▶ [WHAT IS REQUIRED]
Search the entries below. Return every line that has "steel" in it.

(Records from a data collection)
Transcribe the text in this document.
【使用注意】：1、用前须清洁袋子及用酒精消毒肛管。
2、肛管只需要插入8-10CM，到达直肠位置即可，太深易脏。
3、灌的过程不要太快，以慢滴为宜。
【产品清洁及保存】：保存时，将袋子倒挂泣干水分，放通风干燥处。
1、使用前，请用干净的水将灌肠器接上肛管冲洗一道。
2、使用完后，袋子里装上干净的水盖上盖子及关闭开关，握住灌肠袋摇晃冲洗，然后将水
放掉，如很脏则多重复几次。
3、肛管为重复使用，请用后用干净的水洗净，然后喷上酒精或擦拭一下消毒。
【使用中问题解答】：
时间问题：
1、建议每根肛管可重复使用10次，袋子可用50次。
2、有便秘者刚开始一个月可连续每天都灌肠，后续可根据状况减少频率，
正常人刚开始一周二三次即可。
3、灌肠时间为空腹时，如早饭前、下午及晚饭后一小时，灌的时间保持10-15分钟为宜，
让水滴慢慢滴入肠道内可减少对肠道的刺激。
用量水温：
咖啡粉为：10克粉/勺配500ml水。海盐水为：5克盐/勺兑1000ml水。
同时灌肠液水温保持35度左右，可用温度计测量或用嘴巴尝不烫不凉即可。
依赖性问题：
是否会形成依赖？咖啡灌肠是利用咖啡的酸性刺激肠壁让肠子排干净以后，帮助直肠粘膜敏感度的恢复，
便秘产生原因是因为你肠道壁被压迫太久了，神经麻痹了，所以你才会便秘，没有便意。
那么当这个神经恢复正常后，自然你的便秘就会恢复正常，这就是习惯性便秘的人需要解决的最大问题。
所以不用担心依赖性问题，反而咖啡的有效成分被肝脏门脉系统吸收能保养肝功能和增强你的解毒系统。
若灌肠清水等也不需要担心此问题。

--

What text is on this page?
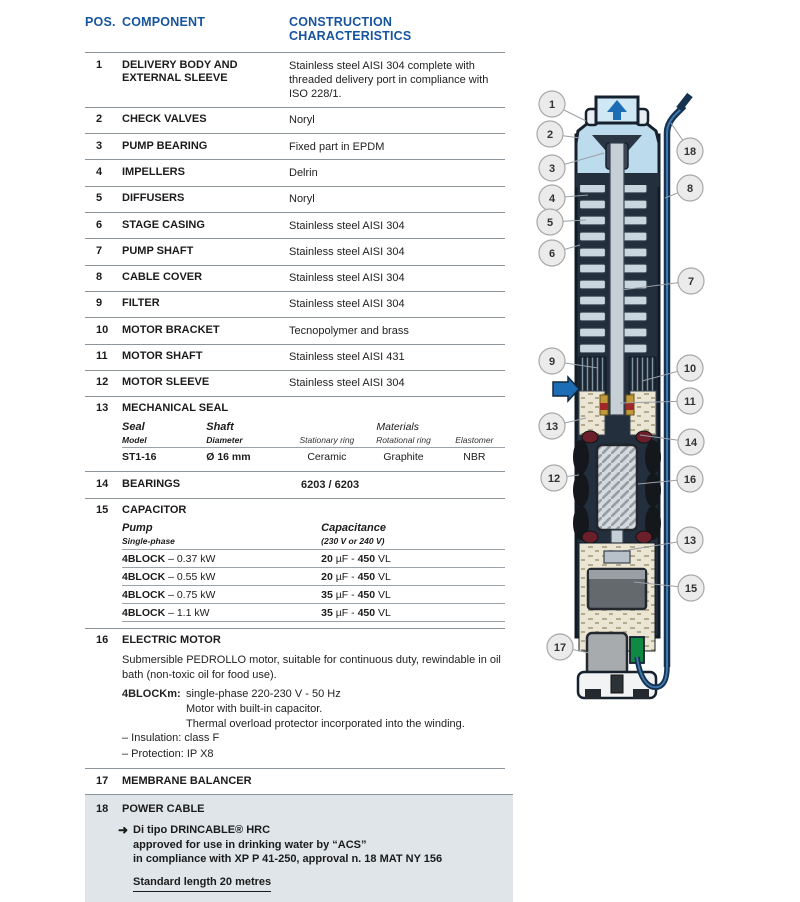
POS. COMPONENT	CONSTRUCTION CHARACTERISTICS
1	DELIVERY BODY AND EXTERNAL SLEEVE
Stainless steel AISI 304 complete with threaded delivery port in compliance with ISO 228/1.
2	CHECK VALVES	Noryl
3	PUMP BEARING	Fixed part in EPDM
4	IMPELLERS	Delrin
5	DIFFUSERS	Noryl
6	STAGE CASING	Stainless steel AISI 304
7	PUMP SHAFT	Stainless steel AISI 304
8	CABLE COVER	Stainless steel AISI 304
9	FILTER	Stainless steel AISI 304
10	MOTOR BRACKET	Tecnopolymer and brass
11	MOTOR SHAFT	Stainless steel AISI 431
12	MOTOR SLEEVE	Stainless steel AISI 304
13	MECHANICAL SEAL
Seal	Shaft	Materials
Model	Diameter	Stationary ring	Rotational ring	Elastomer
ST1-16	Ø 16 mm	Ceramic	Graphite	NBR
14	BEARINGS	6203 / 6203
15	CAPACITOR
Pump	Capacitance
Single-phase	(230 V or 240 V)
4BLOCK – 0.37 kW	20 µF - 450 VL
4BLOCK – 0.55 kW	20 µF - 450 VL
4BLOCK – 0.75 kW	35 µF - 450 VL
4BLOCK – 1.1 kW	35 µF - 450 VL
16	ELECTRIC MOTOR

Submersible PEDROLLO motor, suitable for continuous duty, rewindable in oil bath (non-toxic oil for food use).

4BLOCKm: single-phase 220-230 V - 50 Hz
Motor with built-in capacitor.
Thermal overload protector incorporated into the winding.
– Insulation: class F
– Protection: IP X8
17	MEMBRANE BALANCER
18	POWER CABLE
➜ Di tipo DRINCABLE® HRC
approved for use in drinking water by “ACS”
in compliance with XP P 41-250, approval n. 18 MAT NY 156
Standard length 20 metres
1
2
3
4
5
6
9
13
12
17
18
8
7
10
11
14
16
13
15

▶ [WORKED ANSWER]
Stainless steel AISI 304 complete with threaded delivery port in compliance with ISO 228/1.
6	STAGE CASING	Stainless steel AISI 304
7	PUMP SHAFT	Stainless steel AISI 304
8	CABLE COVER	Stainless steel AISI 304
9	FILTER	Stainless steel AISI 304
11	MOTOR SHAFT	Stainless steel AISI 431
12	MOTOR SLEEVE	Stainless steel AISI 304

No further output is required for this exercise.